» Quoted text
● ● ● ● ● ● ●

I did not force client to use the same allocator, but help
to use the same allocator if she/he wants
Interface of this service will be done in allocator if style =>
client code saves it within own structs.
So client always has access to allocator used by all participants…
Rough example of main interface Ampe - async message passing engine:
pub const Ampe = struct {
.........................................
/// Gets a message from the internal pool based on the allocation strategy.
pub fn get(ampe: Ampe, strategy: AllocationStrategy) status.AmpeError!?*message.Message {
.........................................
}
/// Returns a message to the internal pool.
pub fn put(ampe: Ampe, msg: *?*message.Message) void {
.........................................
}
/// Creates new Channels.
pub fn create(ampe: Ampe) status.AmpeError!Channels {
.........................................
}
/// Destroys Channels, stops communication, and frees memory.
pub fn destroy(ampe: Ampe, chnls: Channels) status.AmpeError!void {
.........................................
}
/// Gets allocator used by engine for all memory management.
pub fn getAllocator(ampe: Ampe) Allocator {
.........................................
}
Ampe acts as allocator, but instead of dealing with memory, it’s allocates/de-allocates main engine resources:
Rough example of the caller code:
const TofuServer = struct {
const Self = @This();
ampe: Ampe = undefined,
chnls: ?tofu.Channels = undefined,
cfg: Configurator = undefined,
helloBh: message.BinaryHeader = undefined,
connected: bool = undefined,
pub fn create(engine: Ampe, cfg: *Configurator) status.AmpeError!*Self {
const allocator = engine.getAllocator();
const result: *Self = allocator.create(Self) catch {
return status.AmpeError.AllocationFailed;
};
errdefer allocator.destroy(result);
result.* = try Self.init(engine, cfg);
try result.createListener();
return result;
}
fn createListener(server: *Self) status.AmpeError!void {
var welcomeRequest: ?*Message = server.*.ampe.get(tofu.AllocationStrategy.always) catch unreachable;
defer server.*.ampe.put(&welcomeRequest);
server.*.cfg.prepareRequest(welcomeRequest.?) catch unreachable;
var initialBh = server.*.chnls.?.sendToPeer(&welcomeRequest) catch unreachable;
var welcomeResponse: ?*Message = server.*.chnls.?.waitReceive(tofu.waitReceive_INFINITE_TIMEOUT) catch {
return err;
};
defer server.ampe.put(&welcomeResponse);
welcomeResponse.?.bhdr.dumpProto("server recv ");
if (welcomeResponse.?.bhdr.status == 0) {
return;
}
status.raw_to_error(welcomeResponse.?.bhdr.status) catch {
return err;
};
}
}
You can see that
Example of ampe creation:
var eng: *Engine = try Engine.Create(gpa, options);
defer eng.Destroy();
const ampe: Ampe = try eng.ampe();
So engine does not return own alocator, it returns allocator provided by caller during creation
I have a lot of questions about your API.
Firstly, why does the caller need to call engine.getAllocator()?
Why can’t engine have a pub const allocator: std.mem.Allocator = std.heap.smp_allocator; declaration (which can be variable or constant as you desire) which the caller (and the Ampe definition) can directly access as engine.allocator?
Secondly, why is Ampe.get() able to return null when it can already error out?

● ● ● ● ● ● ●

» Recorded data
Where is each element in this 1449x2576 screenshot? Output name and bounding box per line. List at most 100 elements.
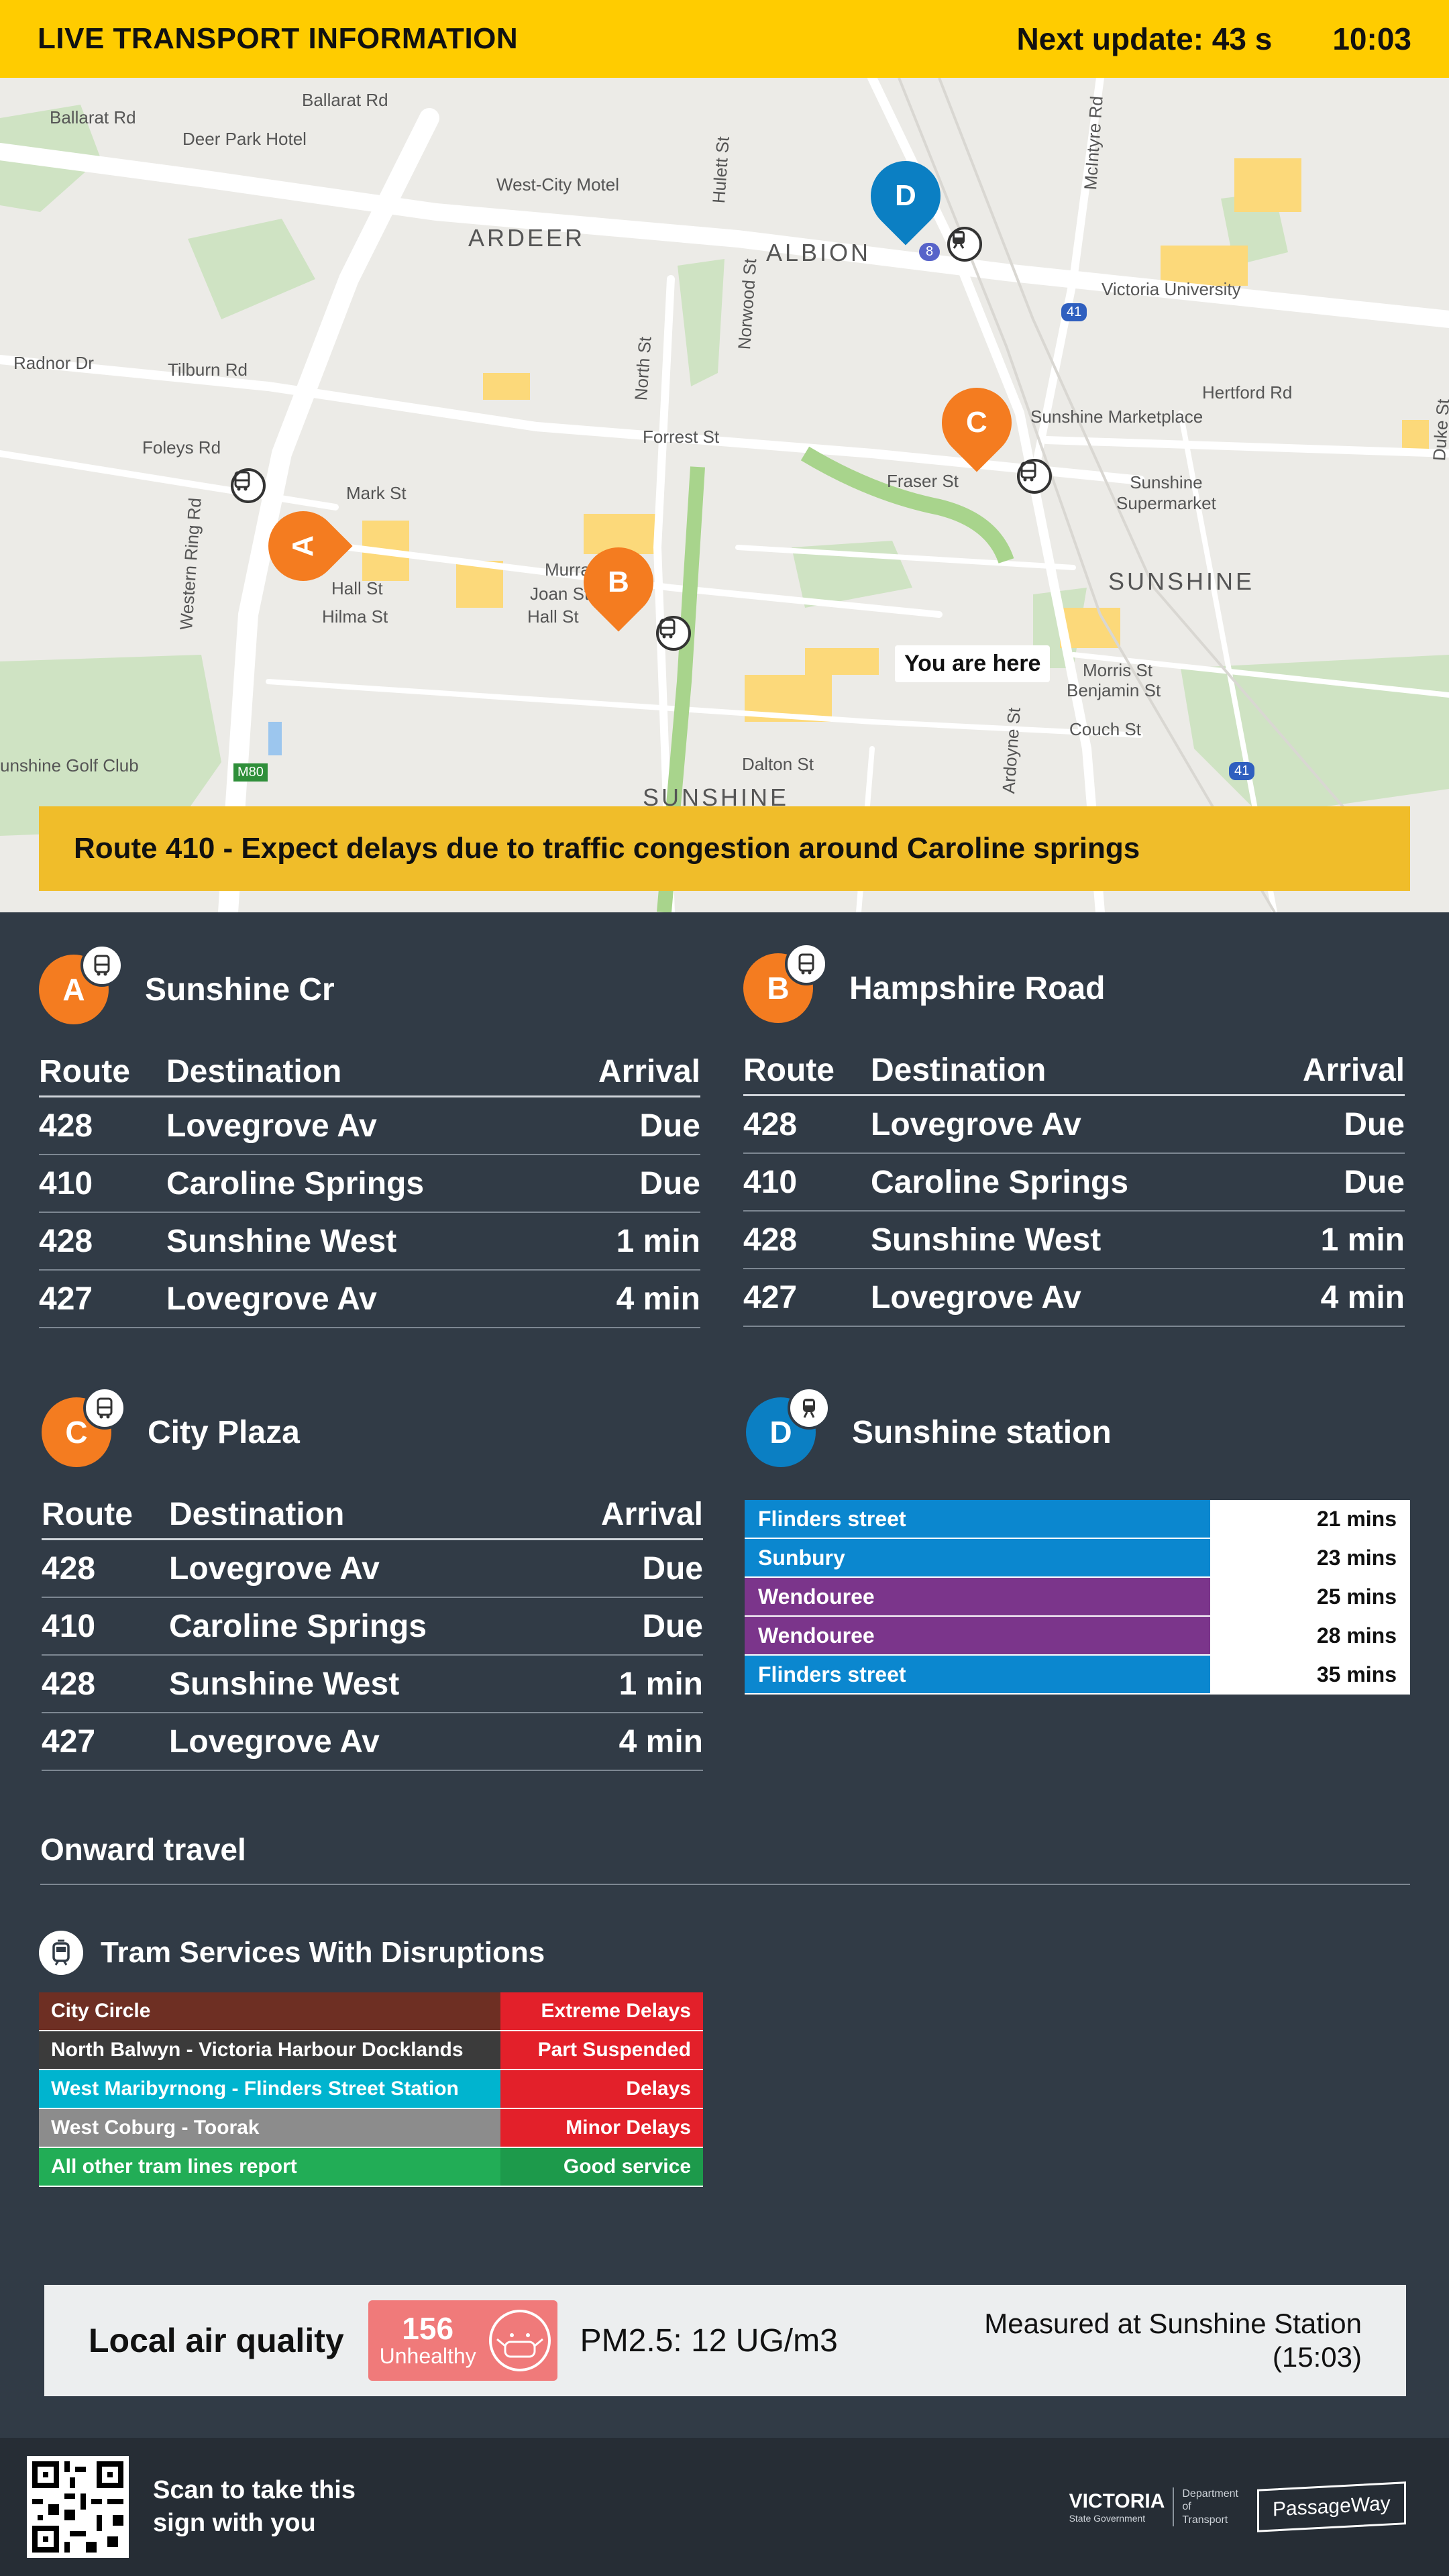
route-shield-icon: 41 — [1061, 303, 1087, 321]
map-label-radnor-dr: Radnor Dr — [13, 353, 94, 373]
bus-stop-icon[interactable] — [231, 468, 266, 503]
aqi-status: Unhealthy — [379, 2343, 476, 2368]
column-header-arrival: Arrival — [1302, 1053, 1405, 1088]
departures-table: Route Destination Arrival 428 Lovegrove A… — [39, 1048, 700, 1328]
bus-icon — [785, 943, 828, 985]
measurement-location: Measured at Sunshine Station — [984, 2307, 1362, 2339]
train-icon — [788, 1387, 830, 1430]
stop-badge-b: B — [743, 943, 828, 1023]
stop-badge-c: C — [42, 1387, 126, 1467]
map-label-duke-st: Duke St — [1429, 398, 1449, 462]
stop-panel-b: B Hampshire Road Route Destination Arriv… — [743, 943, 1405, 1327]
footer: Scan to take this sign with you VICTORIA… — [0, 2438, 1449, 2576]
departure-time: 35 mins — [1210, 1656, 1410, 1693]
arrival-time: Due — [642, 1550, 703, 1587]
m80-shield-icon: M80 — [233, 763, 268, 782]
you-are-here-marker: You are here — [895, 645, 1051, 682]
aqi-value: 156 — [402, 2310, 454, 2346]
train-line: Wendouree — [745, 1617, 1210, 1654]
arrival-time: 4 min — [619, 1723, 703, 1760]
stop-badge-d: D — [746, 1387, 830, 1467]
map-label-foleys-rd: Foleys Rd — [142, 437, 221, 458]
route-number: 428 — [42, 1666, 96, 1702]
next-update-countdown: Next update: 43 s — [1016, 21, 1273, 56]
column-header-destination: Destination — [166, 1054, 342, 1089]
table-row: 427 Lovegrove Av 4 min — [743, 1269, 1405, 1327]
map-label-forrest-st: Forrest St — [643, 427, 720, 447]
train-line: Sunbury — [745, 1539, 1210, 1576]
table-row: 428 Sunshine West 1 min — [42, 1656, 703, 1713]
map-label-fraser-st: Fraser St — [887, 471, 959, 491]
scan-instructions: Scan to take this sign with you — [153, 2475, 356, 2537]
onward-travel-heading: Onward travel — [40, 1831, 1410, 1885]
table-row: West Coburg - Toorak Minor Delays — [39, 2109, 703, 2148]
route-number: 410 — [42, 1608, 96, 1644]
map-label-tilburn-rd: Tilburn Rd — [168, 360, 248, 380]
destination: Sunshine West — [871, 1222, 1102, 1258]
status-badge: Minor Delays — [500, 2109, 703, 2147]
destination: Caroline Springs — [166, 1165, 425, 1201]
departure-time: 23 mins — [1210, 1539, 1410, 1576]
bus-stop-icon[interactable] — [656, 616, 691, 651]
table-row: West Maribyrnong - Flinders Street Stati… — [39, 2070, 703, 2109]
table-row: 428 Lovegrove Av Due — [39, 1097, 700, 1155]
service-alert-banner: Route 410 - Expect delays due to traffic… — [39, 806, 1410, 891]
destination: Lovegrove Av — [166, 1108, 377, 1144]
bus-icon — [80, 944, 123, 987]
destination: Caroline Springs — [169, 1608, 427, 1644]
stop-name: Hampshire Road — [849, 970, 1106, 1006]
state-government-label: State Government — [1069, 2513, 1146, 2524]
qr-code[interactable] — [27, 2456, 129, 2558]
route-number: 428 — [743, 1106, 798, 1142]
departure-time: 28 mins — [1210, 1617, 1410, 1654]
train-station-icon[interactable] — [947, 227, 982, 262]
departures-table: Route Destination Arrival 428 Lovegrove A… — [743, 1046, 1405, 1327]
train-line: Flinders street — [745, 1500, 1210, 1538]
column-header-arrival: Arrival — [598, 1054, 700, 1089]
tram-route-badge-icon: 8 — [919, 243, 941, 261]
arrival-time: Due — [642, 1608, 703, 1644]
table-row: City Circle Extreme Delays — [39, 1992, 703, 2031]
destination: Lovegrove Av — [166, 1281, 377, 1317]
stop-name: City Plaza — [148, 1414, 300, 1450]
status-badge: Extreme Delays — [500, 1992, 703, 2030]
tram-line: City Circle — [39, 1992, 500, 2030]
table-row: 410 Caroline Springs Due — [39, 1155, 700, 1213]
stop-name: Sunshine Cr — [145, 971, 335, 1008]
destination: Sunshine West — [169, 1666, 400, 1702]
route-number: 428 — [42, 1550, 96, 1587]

● ● ● ● ● ● ●

» Directions
Write the next part of the thread about the Ampe message-passing engine, starting after its final sentence.

» Output for this exercise
Why do message pointers need to be optional? Even if you’re interacting with a (translated) C library, you can test if a pointer is null by saying const ptr = cptr orelse return error.CNullPtr;
On a related note, why does Ampe.put() need a pointer to an optional pointer to a message? Why is one layer of pointers not good enough?
Thirdly, in the Zig Zen it’s said that “Resource allocation may fail; resource deallocation must succeed.”
As I understand it, Ampe.create() is resource allocation, and Ampe.destroy() is resource deallocation.
So why can Ampe.destroy() fail?
Fourthly, why are you erasing error information from functions you call in TofuServer.create_listener()?
I understand if you want all the returned errors to be part of the same error set - but, you can do something clever and concatenate multiple error sets - this would allow you to simply use the try keyword instead of catch return err;.
I’d also like to point out that when you’re passing a pointer to a struct into a function (as in createListener(server: *Self) status.AmpeError!void), you don’t actually need to dereference the pointer to get/set members of that struct.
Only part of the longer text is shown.